═══ Data for this exercise
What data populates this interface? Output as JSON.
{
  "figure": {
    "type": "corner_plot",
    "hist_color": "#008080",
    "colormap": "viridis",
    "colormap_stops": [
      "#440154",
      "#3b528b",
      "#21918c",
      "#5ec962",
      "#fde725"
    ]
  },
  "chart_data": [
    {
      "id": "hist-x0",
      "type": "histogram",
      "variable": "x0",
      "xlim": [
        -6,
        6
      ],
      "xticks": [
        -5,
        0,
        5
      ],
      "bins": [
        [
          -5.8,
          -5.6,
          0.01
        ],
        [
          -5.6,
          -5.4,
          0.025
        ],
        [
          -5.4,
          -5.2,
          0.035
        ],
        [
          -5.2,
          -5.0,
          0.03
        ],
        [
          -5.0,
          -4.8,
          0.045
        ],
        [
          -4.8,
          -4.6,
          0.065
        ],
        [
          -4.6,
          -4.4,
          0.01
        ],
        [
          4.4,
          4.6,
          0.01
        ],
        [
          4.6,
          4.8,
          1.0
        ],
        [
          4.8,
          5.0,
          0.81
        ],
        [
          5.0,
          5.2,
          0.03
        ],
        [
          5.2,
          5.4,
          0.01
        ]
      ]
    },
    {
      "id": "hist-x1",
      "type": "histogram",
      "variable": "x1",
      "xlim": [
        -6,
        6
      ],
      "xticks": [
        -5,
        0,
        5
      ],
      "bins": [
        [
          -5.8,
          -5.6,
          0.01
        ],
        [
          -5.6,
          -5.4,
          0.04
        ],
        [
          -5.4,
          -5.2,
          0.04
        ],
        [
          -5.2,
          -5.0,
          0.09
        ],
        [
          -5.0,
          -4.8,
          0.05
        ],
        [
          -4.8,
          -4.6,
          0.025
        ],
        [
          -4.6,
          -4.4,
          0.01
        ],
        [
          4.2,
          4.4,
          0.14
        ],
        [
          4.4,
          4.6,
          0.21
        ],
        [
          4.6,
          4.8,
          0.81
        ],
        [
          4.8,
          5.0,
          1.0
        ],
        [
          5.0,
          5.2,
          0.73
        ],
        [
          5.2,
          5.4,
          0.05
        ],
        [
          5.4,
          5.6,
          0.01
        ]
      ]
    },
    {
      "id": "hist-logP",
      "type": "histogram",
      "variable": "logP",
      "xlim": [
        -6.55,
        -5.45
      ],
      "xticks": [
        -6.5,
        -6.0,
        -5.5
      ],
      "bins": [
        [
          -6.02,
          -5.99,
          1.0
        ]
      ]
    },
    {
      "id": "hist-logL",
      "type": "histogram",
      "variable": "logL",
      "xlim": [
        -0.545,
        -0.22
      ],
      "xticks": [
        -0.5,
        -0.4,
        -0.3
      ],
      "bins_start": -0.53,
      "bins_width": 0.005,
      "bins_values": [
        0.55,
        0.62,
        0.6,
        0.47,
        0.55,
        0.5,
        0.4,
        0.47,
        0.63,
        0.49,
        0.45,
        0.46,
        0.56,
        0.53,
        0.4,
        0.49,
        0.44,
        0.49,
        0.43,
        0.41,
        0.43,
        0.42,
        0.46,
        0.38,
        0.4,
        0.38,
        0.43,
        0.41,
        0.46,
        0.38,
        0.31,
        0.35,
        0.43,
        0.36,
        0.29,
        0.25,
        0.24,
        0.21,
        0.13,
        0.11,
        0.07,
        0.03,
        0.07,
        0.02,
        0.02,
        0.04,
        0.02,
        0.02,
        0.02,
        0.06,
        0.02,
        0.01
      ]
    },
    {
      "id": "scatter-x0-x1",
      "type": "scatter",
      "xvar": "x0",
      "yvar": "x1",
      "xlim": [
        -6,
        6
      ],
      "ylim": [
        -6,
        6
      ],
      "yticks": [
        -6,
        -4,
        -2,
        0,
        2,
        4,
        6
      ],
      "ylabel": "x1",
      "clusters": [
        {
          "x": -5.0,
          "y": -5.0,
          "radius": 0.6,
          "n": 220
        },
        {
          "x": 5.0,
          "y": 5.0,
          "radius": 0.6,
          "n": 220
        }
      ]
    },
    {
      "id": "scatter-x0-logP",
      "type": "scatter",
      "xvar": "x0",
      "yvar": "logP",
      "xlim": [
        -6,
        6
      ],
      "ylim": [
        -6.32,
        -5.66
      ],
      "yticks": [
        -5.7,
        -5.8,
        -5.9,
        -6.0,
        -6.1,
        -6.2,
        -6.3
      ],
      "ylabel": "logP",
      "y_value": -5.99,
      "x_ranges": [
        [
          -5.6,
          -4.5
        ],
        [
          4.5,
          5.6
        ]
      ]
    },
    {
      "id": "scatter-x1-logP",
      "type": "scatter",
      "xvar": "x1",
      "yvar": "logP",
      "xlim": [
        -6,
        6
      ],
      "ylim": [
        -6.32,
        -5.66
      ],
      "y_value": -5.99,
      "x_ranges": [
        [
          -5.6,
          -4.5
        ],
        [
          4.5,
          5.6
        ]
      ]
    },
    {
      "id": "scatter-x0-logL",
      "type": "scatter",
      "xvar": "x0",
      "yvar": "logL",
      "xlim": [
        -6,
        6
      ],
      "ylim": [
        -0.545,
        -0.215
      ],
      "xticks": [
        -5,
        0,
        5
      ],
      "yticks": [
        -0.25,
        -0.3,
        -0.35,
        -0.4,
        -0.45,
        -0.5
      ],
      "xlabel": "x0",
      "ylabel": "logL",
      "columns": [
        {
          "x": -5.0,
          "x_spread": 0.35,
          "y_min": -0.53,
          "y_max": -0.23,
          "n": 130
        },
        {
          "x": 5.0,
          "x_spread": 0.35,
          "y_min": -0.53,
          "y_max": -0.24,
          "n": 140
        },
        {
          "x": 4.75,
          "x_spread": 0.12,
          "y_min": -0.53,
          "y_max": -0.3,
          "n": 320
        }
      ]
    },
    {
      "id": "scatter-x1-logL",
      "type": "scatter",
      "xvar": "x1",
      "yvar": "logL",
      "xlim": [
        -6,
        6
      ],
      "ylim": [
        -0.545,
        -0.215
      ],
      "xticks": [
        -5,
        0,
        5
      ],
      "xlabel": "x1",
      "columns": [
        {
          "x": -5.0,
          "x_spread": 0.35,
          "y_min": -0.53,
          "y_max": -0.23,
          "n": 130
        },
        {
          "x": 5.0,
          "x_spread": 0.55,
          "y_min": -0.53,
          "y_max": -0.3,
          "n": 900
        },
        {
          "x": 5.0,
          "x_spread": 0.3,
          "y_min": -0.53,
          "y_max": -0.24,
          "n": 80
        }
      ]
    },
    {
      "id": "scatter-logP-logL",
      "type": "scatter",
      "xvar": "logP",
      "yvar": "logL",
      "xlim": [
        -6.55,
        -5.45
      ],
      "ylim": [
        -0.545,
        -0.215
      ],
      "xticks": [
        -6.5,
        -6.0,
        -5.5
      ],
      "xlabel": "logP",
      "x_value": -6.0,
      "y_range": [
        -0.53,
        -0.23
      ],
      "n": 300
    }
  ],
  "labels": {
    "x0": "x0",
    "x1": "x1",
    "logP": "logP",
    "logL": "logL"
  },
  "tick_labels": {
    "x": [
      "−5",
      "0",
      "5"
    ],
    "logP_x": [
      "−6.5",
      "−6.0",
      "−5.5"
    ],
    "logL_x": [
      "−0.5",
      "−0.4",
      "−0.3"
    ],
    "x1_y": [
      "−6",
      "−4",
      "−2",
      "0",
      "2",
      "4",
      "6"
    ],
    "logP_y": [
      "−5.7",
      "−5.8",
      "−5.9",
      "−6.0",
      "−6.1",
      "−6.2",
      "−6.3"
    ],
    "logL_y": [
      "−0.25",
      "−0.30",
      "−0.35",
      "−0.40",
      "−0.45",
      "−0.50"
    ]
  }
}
══════
* [Short problem]
Copy the material above, line for line.

* [The solution]
What data populates this interface? Output as JSON.
{
  "figure": {
    "type": "corner_plot",
    "hist_color": "#008080",
    "colormap": "viridis",
    "colormap_stops": [
      "#440154",
      "#3b528b",
      "#21918c",
      "#5ec962",
      "#fde725"
    ]
  },
  "chart_data": [
    {
      "id": "hist-x0",
      "type": "histogram",
      "variable": "x0",
      "xlim": [
        -6,
        6
      ],
      "xticks": [
        -5,
        0,
        5
      ],
      "bins": [
        [
          -5.8,
          -5.6,
          0.01
        ],
        [
          -5.6,
          -5.4,
          0.025
        ],
        [
          -5.4,
          -5.2,
          0.035
        ],
        [
          -5.2,
          -5.0,
          0.03
        ],
        [
          -5.0,
          -4.8,
          0.045
        ],
        [
          -4.8,
          -4.6,
          0.065
        ],
        [
          -4.6,
          -4.4,
          0.01
        ],
        [
          4.4,
          4.6,
          0.01
        ],
        [
          4.6,
          4.8,
          1.0
        ],
        [
          4.8,
          5.0,
          0.81
        ],
        [
          5.0,
          5.2,
          0.03
        ],
        [
          5.2,
          5.4,
          0.01
        ]
      ]
    },
    {
      "id": "hist-x1",
      "type": "histogram",
      "variable": "x1",
      "xlim": [
        -6,
        6
      ],
      "xticks": [
        -5,
        0,
        5
      ],
      "bins": [
        [
          -5.8,
          -5.6,
          0.01
        ],
        [
          -5.6,
          -5.4,
          0.04
        ],
        [
          -5.4,
          -5.2,
          0.04
        ],
        [
          -5.2,
          -5.0,
          0.09
        ],
        [
          -5.0,
          -4.8,
          0.05
        ],
        [
          -4.8,
          -4.6,
          0.025
        ],
        [
          -4.6,
          -4.4,
          0.01
        ],
        [
          4.2,
          4.4,
          0.14
        ],
        [
          4.4,
          4.6,
          0.21
        ],
        [
          4.6,
          4.8,
          0.81
        ],
        [
          4.8,
          5.0,
          1.0
        ],
        [
          5.0,
          5.2,
          0.73
        ],
        [
          5.2,
          5.4,
          0.05
        ],
        [
          5.4,
          5.6,
          0.01
        ]
      ]
    },
    {
      "id": "hist-logP",
      "type": "histogram",
      "variable": "logP",
      "xlim": [
        -6.55,
        -5.45
      ],
      "xticks": [
        -6.5,
        -6.0,
        -5.5
      ],
      "bins": [
        [
          -6.02,
          -5.99,
          1.0
        ]
      ]
    },
    {
      "id": "hist-logL",
      "type": "histogram",
      "variable": "logL",
      "xlim": [
        -0.545,
        -0.22
      ],
      "xticks": [
        -0.5,
        -0.4,
        -0.3
      ],
      "bins_start": -0.53,
      "bins_width": 0.005,
      "bins_values": [
        0.55,
        0.62,
        0.6,
        0.47,
        0.55,
        0.5,
        0.4,
        0.47,
        0.63,
        0.49,
        0.45,
        0.46,
        0.56,
        0.53,
        0.4,
        0.49,
        0.44,
        0.49,
        0.43,
        0.41,
        0.43,
        0.42,
        0.46,
        0.38,
        0.4,
        0.38,
        0.43,
        0.41,
        0.46,
        0.38,
        0.31,
        0.35,
        0.43,
        0.36,
        0.29,
        0.25,
        0.24,
        0.21,
        0.13,
        0.11,
        0.07,
        0.03,
        0.07,
        0.02,
        0.02,
        0.04,
        0.02,
        0.02,
        0.02,
        0.06,
        0.02,
        0.01
      ]
    },
    {
      "id": "scatter-x0-x1",
      "type": "scatter",
      "xvar": "x0",
      "yvar": "x1",
      "xlim": [
        -6,
        6
      ],
      "ylim": [
        -6,
        6
      ],
      "yticks": [
        -6,
        -4,
        -2,
        0,
        2,
        4,
        6
      ],
      "ylabel": "x1",
      "clusters": [
        {
          "x": -5.0,
          "y": -5.0,
          "radius": 0.6,
          "n": 220
        },
        {
          "x": 5.0,
          "y": 5.0,
          "radius": 0.6,
          "n": 220
        }
      ]
    },
    {
      "id": "scatter-x0-logP",
      "type": "scatter",
      "xvar": "x0",
      "yvar": "logP",
      "xlim": [
        -6,
        6
      ],
      "ylim": [
        -6.32,
        -5.66
      ],
      "yticks": [
        -5.7,
        -5.8,
        -5.9,
        -6.0,
        -6.1,
        -6.2,
        -6.3
      ],
      "ylabel": "logP",
      "y_value": -5.99,
      "x_ranges": [
        [
          -5.6,
          -4.5
        ],
        [
          4.5,
          5.6
        ]
      ]
    },
    {
      "id": "scatter-x1-logP",
      "type": "scatter",
      "xvar": "x1",
      "yvar": "logP",
      "xlim": [
        -6,
        6
      ],
      "ylim": [
        -6.32,
        -5.66
      ],
      "y_value": -5.99,
      "x_ranges": [
        [
          -5.6,
          -4.5
        ],
        [
          4.5,
          5.6
        ]
      ]
    },
    {
      "id": "scatter-x0-logL",
      "type": "scatter",
      "xvar": "x0",
      "yvar": "logL",
      "xlim": [
        -6,
        6
      ],
      "ylim": [
        -0.545,
        -0.215
      ],
      "xticks": [
        -5,
        0,
        5
      ],
      "yticks": [
        -0.25,
        -0.3,
        -0.35,
        -0.4,
        -0.45,
        -0.5
      ],
      "xlabel": "x0",
      "ylabel": "logL",
      "columns": [
        {
          "x": -5.0,
          "x_spread": 0.35,
          "y_min": -0.53,
          "y_max": -0.23,
          "n": 130
        },
        {
          "x": 5.0,
          "x_spread": 0.35,
          "y_min": -0.53,
          "y_max": -0.24,
          "n": 140
        },
        {
          "x": 4.75,
          "x_spread": 0.12,
          "y_min": -0.53,
          "y_max": -0.3,
          "n": 320
        }
      ]
    },
    {
      "id": "scatter-x1-logL",
      "type": "scatter",
      "xvar": "x1",
      "yvar": "logL",
      "xlim": [
        -6,
        6
      ],
      "ylim": [
        -0.545,
        -0.215
      ],
      "xticks": [
        -5,
        0,
        5
      ],
      "xlabel": "x1",
      "columns": [
        {
          "x": -5.0,
          "x_spread": 0.35,
          "y_min": -0.53,
          "y_max": -0.23,
          "n": 130
        },
        {
          "x": 5.0,
          "x_spread": 0.55,
          "y_min": -0.53,
          "y_max": -0.3,
          "n": 900
        },
        {
          "x": 5.0,
          "x_spread": 0.3,
          "y_min": -0.53,
          "y_max": -0.24,
          "n": 80
        }
      ]
    },
    {
      "id": "scatter-logP-logL",
      "type": "scatter",
      "xvar": "logP",
      "yvar": "logL",
      "xlim": [
        -6.55,
        -5.45
      ],
      "ylim": [
        -0.545,
        -0.215
      ],
      "xticks": [
        -6.5,
        -6.0,
        -5.5
      ],
      "xlabel": "logP",
      "x_value": -6.0,
      "y_range": [
        -0.53,
        -0.23
      ],
      "n": 300
    }
  ],
  "labels": {
    "x0": "x0",
    "x1": "x1",
    "logP": "logP",
    "logL": "logL"
  },
  "tick_labels": {
    "x": [
      "−5",
      "0",
      "5"
    ],
    "logP_x": [
      "−6.5",
      "−6.0",
      "−5.5"
    ],
    "logL_x": [
      "−0.5",
      "−0.4",
      "−0.3"
    ],
    "x1_y": [
      "−6",
      "−4",
      "−2",
      "0",
      "2",
      "4",
      "6"
    ],
    "logP_y": [
      "−5.7",
      "−5.8",
      "−5.9",
      "−6.0",
      "−6.1",
      "−6.2",
      "−6.3"
    ],
    "logL_y": [
      "−0.25",
      "−0.30",
      "−0.35",
      "−0.40",
      "−0.45",
      "−0.50"
    ]
  }
}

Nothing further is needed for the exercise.